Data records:
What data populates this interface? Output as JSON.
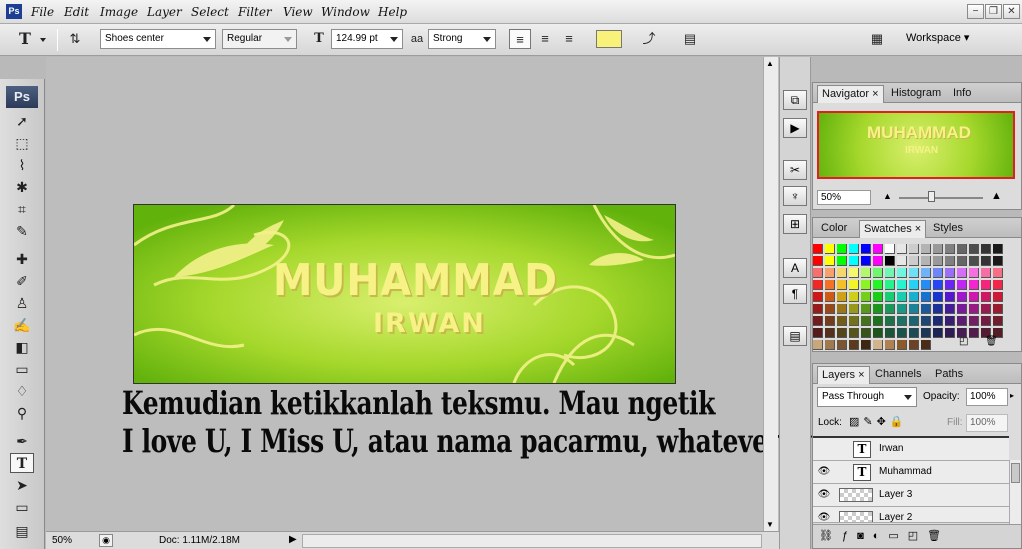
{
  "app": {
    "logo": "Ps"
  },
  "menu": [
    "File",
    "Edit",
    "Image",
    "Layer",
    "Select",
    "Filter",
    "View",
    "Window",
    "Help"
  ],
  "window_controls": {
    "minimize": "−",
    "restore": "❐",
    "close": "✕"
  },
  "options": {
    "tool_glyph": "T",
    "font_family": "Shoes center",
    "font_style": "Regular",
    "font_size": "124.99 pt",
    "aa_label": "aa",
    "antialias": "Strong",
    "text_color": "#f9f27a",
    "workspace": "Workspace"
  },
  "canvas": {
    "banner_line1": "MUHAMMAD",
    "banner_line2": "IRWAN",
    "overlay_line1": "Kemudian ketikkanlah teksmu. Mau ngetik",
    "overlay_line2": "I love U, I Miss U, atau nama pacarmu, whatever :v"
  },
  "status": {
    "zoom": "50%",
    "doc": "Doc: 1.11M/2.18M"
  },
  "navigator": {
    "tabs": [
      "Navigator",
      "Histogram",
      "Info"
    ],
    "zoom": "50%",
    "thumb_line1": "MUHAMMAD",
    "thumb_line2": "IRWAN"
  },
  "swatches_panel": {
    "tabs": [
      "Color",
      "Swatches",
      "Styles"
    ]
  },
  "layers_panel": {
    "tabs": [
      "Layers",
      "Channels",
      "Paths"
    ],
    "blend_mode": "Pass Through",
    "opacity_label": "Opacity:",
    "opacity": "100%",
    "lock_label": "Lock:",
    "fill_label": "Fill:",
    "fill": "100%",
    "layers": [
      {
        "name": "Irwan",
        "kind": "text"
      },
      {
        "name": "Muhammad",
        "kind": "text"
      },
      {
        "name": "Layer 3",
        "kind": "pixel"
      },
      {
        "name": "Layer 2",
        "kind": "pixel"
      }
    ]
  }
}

Stated problem
The pictures should not be reproduced; quote all of the other material exactly.

The output
What data populates this interface? Output as JSON.
{
  "app": {
    "logo": "Ps"
  },
  "menu": [
    "File",
    "Edit",
    "Image",
    "Layer",
    "Select",
    "Filter",
    "View",
    "Window",
    "Help"
  ],
  "window_controls": {
    "minimize": "−",
    "restore": "❐",
    "close": "✕"
  },
  "options": {
    "tool_glyph": "T",
    "font_family": "Shoes center",
    "font_style": "Regular",
    "font_size": "124.99 pt",
    "aa_label": "aa",
    "antialias": "Strong",
    "text_color": "#f9f27a",
    "workspace": "Workspace"
  },
  "canvas": {
    "banner_line1": "MUHAMMAD",
    "banner_line2": "IRWAN",
    "overlay_line1": "Kemudian ketikkanlah teksmu. Mau ngetik",
    "overlay_line2": "I love U, I Miss U, atau nama pacarmu, whatever :v"
  },
  "status": {
    "zoom": "50%",
    "doc": "Doc: 1.11M/2.18M"
  },
  "navigator": {
    "tabs": [
      "Navigator",
      "Histogram",
      "Info"
    ],
    "zoom": "50%",
    "thumb_line1": "MUHAMMAD",
    "thumb_line2": "IRWAN"
  },
  "swatches_panel": {
    "tabs": [
      "Color",
      "Swatches",
      "Styles"
    ]
  },
  "layers_panel": {
    "tabs": [
      "Layers",
      "Channels",
      "Paths"
    ],
    "blend_mode": "Pass Through",
    "opacity_label": "Opacity:",
    "opacity": "100%",
    "lock_label": "Lock:",
    "fill_label": "Fill:",
    "fill": "100%",
    "layers": [
      {
        "name": "Irwan",
        "kind": "text"
      },
      {
        "name": "Muhammad",
        "kind": "text"
      },
      {
        "name": "Layer 3",
        "kind": "pixel"
      },
      {
        "name": "Layer 2",
        "kind": "pixel"
      }
    ]
  }
}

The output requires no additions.